Task instructions ::
Lines that contain the string "Linux" are to be copied; leave out all others.

Extracted data entries:
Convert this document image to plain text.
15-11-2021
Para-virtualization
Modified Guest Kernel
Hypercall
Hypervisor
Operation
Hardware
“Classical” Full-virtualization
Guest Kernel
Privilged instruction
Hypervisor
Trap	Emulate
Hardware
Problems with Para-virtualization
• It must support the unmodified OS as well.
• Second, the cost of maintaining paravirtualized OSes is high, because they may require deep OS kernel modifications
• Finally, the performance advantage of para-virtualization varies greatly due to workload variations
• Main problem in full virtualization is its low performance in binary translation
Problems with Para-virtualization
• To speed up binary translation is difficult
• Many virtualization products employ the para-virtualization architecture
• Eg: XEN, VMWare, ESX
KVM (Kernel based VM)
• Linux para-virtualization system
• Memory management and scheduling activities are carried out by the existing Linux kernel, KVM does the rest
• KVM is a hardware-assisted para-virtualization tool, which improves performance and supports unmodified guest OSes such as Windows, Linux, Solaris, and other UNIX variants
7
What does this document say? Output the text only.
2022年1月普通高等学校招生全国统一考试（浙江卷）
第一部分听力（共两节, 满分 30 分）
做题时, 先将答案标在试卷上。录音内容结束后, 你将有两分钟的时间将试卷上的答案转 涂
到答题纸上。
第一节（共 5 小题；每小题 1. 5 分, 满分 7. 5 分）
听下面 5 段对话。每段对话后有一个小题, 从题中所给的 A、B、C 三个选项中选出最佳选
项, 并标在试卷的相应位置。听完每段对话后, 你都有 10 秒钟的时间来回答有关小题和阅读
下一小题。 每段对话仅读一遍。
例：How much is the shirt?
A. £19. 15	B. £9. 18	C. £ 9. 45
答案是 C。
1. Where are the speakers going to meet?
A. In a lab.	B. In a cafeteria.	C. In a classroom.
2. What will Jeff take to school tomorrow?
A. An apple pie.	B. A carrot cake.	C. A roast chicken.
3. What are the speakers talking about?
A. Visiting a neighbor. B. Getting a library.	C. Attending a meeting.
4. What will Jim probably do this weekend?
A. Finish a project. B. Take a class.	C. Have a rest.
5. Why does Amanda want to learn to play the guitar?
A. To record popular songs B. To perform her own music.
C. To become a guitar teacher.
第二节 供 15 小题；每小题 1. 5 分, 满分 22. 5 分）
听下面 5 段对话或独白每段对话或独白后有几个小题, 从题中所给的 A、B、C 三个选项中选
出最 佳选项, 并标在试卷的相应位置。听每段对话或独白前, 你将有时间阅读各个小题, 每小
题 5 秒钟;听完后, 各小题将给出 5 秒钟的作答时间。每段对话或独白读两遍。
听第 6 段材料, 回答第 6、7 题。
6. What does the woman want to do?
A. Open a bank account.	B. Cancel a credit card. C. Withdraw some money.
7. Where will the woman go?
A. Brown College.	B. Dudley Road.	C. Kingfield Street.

Solution to this task ::
• Linux para-virtualization system
• Memory management and scheduling activities are carried out by the existing Linux kernel, KVM does the rest
• KVM is a hardware-assisted para-virtualization tool, which improves performance and supports unmodified guest OSes such as Windows, Linux, Solaris, and other UNIX variants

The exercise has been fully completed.